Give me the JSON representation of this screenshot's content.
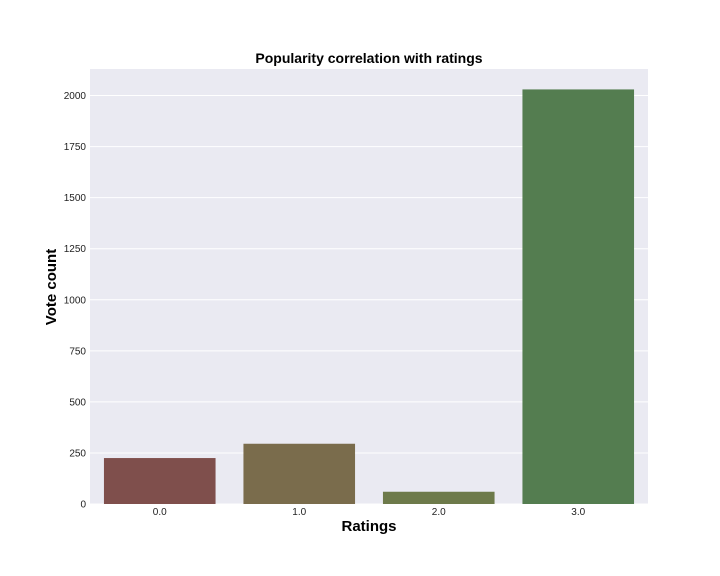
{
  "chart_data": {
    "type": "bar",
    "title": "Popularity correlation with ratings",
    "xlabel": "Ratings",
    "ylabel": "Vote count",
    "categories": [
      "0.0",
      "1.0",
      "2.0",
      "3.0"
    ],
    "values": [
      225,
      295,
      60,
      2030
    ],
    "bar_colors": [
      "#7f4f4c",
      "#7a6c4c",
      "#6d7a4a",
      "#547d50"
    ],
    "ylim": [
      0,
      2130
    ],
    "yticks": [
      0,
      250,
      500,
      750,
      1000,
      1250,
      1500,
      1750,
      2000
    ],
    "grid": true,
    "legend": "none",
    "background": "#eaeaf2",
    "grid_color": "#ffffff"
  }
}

□ □ □

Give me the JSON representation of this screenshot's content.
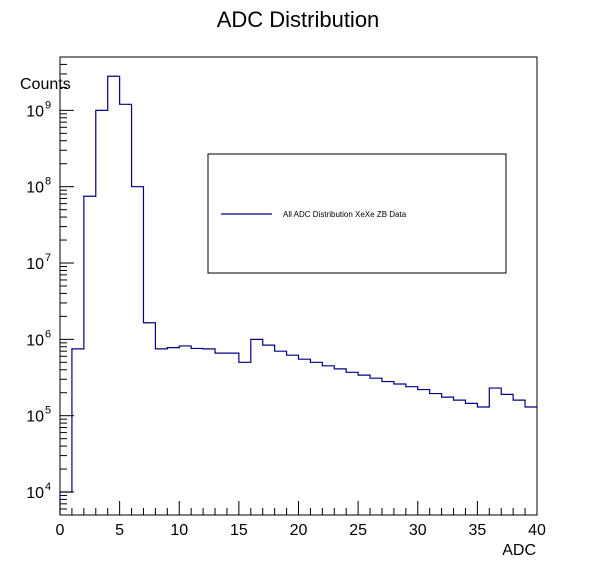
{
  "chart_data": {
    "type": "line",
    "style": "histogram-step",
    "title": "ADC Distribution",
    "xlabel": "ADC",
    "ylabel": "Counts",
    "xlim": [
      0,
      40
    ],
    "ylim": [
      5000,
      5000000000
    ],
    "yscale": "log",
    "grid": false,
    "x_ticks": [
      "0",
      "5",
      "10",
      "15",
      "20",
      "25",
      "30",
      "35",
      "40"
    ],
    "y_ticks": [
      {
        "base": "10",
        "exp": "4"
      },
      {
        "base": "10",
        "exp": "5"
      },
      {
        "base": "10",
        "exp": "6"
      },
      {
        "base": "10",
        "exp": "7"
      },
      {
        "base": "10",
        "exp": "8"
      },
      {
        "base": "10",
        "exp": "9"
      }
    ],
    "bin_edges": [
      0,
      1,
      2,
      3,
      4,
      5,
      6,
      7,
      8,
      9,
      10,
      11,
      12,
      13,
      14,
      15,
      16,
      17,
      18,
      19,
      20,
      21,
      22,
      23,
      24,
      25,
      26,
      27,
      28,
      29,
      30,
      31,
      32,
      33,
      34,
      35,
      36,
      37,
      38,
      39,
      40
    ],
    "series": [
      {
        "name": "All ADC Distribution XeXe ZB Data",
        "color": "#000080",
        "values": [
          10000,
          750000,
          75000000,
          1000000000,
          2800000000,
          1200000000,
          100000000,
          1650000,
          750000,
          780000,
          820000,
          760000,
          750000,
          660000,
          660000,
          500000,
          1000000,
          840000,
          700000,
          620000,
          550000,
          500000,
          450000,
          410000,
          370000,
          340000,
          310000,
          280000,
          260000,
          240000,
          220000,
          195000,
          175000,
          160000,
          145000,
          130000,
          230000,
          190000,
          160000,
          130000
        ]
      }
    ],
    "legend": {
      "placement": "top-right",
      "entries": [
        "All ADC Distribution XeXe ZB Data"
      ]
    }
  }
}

□ □ □

- _Requirements_: Search the data for "title". Copy every line that has it.

- _Result for this exercise_:
    "title": "Popularity correlation with ratings",
    "title": "ADC Distribution",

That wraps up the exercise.